Source document >>
********************

Me, I always identify with the idealists, and the standing-room-only session called “The Anatomy of Amanda F—ing Palmer: An Inside Look” spotlighted a great modern example of one such heroine.
Palmer, a singular voice in the goth/alt/unique singer-songwriter underground since her earliest days with the Dresden Dolls, made big news last Spring when a crowdfunded Internet campaign raised $1,192,793 from 24,833 contributors eager to hear her latest album, This Is Theatre, released in September. Sharing the stage with her managers, her overseas/traditional record label partners at Cooking Vinyl, and representatives from Kickstarter and Topspin, the artist explained how she did it, an answer that can be boiled down to a little imagination and a heck of a lot of hard work.
“It’s a f—ing zeitgeist what’s happening now with art and crowdfunding,” Palmer said, noting that only a few hours earlier, fans of Veronica Mars hoping to see the TV show resurrected as a movie raised more than a million dollars in a few hours.
The artist’s direct connection with fans can overcome any obstacle in a new music industry reinventing itself by fits and starts hourly, Palmer believes. Of course, that relationship can be fickle, and when she ended her session by breaking out a small four-stringed instrument and paying loving homage to this most twee of axes (“Ukulele, banish evil!/Ukulele, save the people!”), this fan’s loyalties were severely torn between his Palmer love and his previously well-documented uke hatred.

********************

Provided data >>
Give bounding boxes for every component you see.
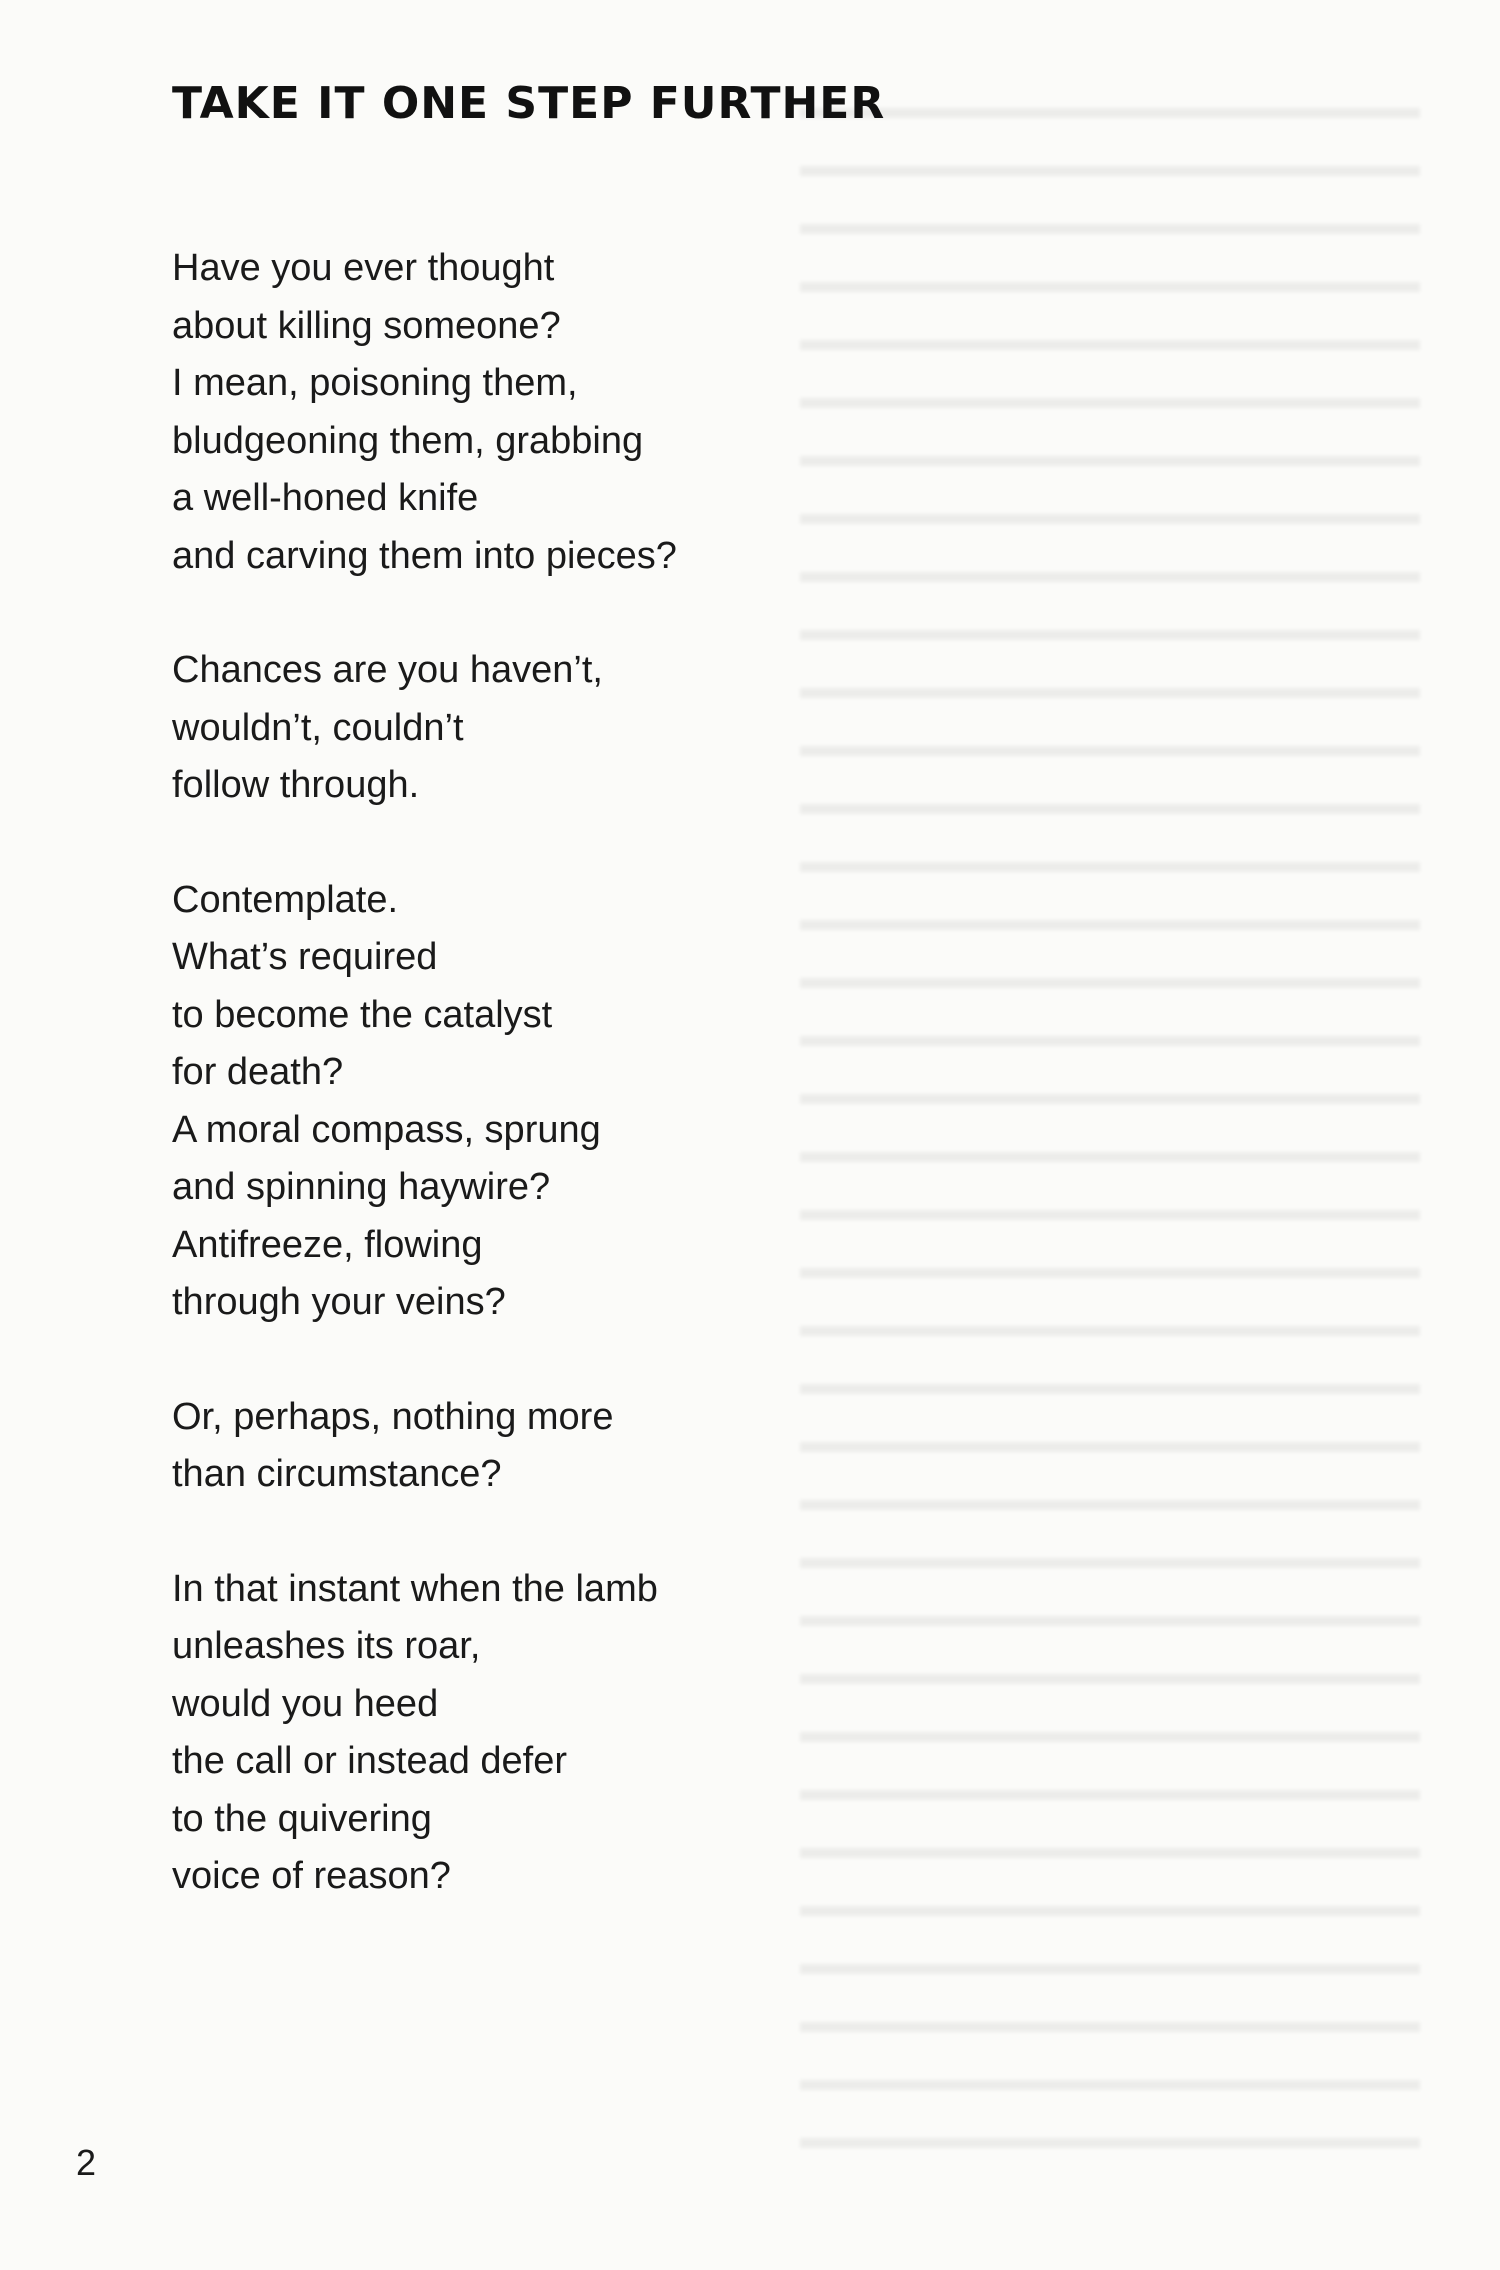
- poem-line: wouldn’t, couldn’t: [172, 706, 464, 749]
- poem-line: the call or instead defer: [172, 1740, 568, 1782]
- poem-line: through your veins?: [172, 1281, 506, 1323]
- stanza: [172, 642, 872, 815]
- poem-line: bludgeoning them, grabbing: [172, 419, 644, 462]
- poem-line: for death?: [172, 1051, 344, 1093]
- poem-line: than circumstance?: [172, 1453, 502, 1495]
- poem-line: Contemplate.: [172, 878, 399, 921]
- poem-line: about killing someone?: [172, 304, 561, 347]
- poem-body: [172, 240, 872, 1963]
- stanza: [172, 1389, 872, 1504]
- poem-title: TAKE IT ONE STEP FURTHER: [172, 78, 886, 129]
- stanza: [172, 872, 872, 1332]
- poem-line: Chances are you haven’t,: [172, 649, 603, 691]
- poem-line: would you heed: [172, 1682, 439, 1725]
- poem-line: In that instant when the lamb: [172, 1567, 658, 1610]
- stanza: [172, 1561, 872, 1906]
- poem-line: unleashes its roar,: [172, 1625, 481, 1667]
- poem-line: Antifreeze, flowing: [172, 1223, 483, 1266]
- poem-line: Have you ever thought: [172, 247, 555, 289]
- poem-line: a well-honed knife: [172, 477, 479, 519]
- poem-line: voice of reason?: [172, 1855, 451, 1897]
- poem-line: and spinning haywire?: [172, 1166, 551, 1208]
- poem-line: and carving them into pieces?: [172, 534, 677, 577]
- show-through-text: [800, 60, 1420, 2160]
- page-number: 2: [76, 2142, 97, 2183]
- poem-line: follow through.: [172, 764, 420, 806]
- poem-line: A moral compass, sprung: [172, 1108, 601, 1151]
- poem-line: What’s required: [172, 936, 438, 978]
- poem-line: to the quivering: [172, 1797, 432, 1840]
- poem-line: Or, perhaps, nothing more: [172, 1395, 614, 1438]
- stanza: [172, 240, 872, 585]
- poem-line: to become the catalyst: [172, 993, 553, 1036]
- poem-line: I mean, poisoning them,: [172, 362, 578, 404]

********************

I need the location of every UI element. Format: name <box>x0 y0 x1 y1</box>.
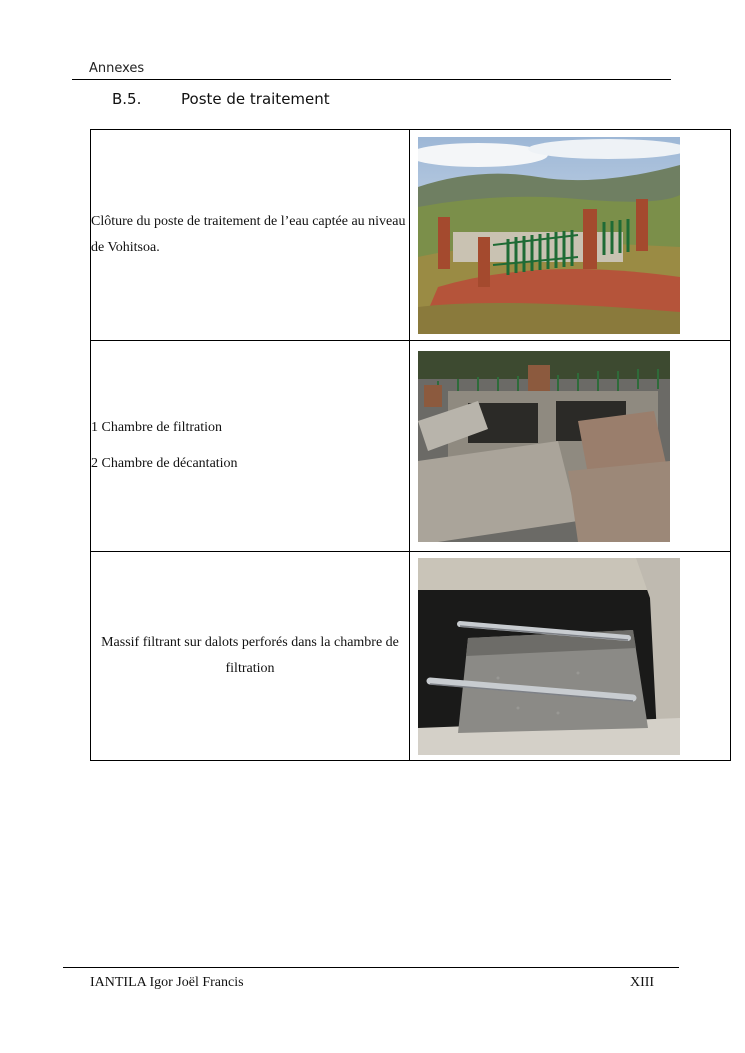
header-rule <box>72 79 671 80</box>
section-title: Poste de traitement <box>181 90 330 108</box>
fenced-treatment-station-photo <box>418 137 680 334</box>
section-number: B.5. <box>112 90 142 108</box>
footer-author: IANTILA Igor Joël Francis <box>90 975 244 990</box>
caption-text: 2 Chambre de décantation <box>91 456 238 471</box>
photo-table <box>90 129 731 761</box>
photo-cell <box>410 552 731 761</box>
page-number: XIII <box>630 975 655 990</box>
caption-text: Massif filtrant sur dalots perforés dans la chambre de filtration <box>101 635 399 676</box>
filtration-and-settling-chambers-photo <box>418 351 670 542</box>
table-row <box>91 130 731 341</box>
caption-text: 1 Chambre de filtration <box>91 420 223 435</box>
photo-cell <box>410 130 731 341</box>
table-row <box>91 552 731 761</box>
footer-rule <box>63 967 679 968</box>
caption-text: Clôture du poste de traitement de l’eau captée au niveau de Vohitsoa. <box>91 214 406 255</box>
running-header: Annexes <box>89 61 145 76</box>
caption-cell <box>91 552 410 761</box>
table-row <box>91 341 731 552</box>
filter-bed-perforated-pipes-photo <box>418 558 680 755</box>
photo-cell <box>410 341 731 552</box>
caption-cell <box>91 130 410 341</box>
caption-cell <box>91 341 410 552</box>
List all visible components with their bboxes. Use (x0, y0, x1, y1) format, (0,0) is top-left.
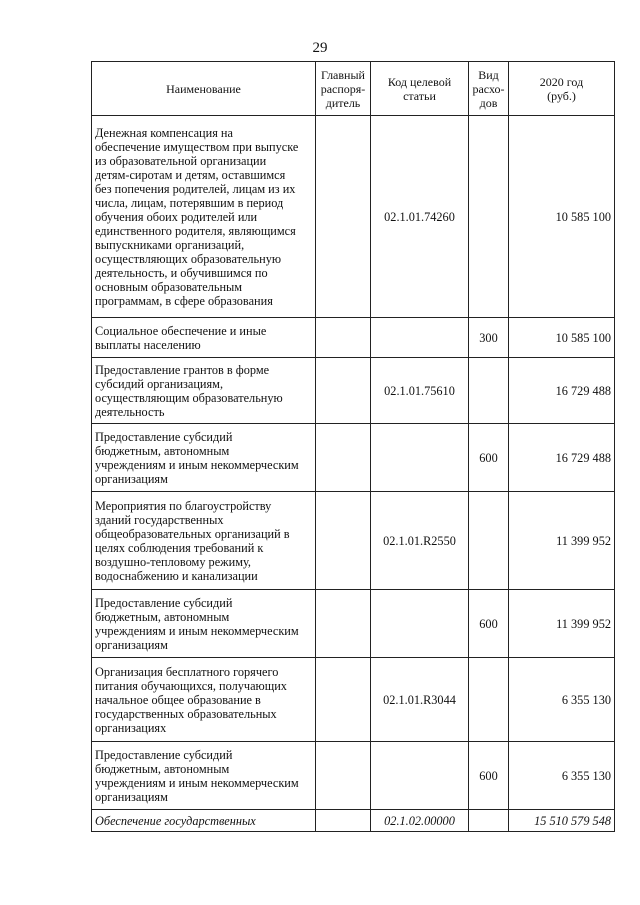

********************

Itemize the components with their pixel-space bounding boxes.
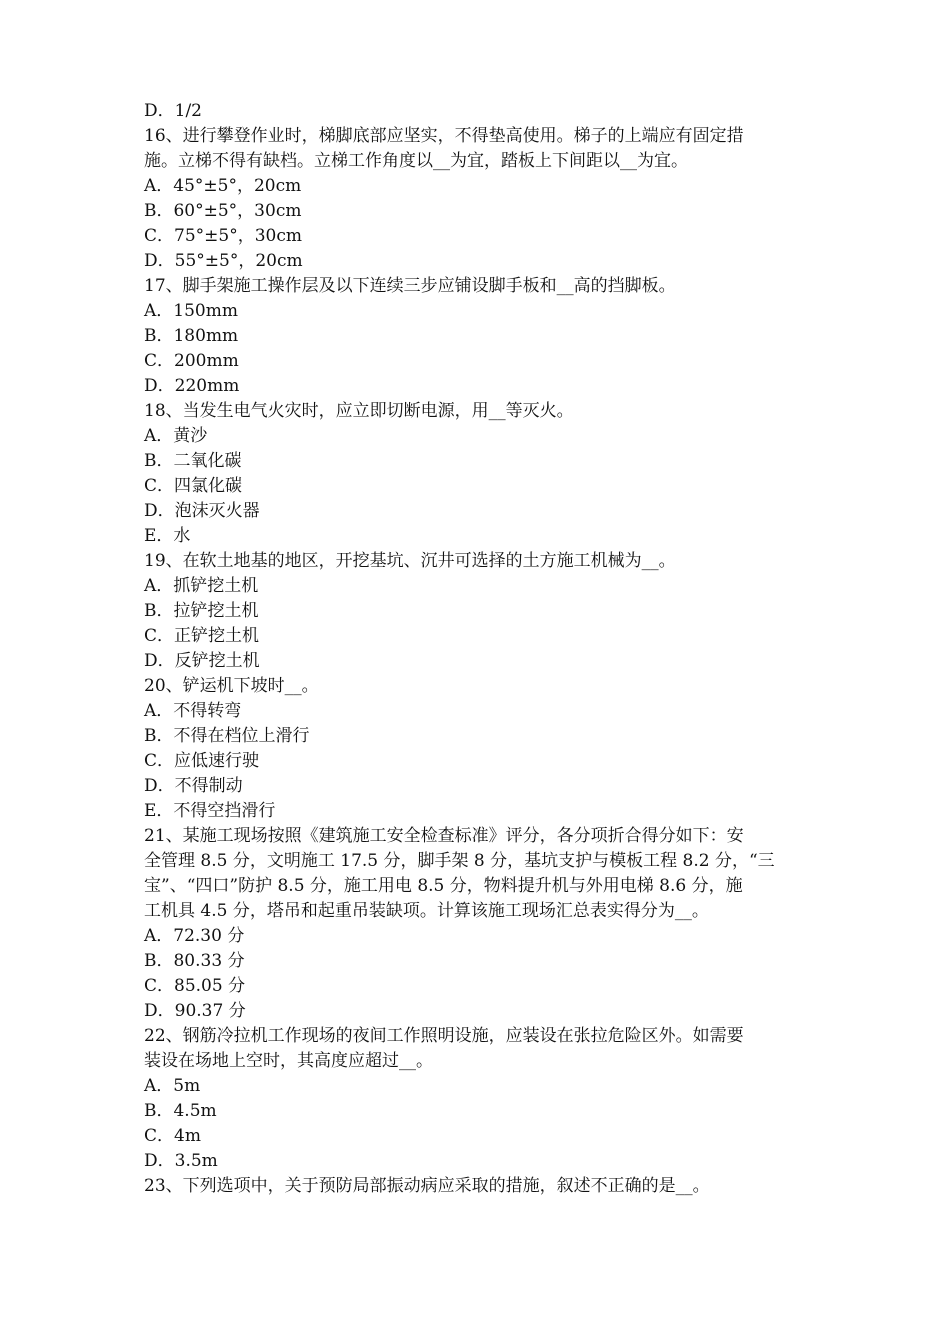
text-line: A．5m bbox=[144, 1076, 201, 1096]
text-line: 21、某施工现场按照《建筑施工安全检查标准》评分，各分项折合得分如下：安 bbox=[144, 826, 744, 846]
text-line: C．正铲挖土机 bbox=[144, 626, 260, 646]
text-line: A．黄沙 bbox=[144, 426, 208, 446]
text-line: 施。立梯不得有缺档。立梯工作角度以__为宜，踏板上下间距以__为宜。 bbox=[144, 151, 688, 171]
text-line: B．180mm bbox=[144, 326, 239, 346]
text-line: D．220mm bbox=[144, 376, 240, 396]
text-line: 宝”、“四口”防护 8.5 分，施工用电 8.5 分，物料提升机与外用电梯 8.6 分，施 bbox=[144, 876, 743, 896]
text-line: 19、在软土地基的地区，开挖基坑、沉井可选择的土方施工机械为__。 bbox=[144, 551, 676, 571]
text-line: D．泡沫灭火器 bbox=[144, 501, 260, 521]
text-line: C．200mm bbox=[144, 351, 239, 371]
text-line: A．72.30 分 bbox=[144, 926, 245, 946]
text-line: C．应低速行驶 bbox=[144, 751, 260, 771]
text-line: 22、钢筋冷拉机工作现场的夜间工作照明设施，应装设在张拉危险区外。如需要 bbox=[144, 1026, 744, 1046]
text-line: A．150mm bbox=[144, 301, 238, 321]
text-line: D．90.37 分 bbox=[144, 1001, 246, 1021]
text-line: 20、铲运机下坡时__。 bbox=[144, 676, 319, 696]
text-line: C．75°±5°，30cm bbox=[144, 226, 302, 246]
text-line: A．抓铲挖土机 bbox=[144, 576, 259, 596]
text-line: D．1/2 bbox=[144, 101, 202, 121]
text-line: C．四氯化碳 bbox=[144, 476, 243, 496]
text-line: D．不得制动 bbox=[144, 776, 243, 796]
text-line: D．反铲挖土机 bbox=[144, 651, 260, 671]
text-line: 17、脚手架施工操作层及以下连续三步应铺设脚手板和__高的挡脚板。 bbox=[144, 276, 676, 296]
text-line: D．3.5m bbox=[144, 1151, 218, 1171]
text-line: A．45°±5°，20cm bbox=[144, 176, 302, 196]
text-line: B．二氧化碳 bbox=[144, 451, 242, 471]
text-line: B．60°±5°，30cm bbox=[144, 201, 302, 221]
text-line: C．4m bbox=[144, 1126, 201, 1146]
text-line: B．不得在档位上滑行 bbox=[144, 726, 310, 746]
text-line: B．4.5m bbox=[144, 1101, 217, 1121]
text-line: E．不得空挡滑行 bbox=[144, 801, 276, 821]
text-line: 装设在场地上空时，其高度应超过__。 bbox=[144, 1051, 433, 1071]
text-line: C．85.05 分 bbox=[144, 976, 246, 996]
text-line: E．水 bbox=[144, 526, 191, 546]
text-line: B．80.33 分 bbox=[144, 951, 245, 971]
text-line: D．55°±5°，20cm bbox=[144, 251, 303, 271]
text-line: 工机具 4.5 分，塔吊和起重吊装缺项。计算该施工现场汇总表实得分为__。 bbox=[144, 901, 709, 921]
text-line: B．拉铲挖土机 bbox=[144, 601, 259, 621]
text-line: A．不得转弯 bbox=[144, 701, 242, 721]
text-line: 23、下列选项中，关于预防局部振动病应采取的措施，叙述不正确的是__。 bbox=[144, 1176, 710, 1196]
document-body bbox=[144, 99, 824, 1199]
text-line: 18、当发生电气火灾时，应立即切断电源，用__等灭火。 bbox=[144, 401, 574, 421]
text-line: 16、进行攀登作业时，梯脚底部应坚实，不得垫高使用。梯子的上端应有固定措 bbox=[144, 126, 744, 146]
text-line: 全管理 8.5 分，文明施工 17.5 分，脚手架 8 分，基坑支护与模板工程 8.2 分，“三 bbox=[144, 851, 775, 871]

********************

To be done >> Set down, word for word, the passage of the Amanda Palmer piece above from "Me, I always" up to and including "of hard work.".

Final result >>
Me, I always identify with the idealists, and the standing-room-only session called “The Anatomy of Amanda F—ing Palmer: An Inside Look” spotlighted a great modern example of one such heroine.
Palmer, a singular voice in the goth/alt/unique singer-songwriter underground since her earliest days with the Dresden Dolls, made big news last Spring when a crowdfunded Internet campaign raised $1,192,793 from 24,833 contributors eager to hear her latest album, This Is Theatre, released in September. Sharing the stage with her managers, her overseas/traditional record label partners at Cooking Vinyl, and representatives from Kickstarter and Topspin, the artist explained how she did it, an answer that can be boiled down to a little imagination and a heck of a lot of hard work.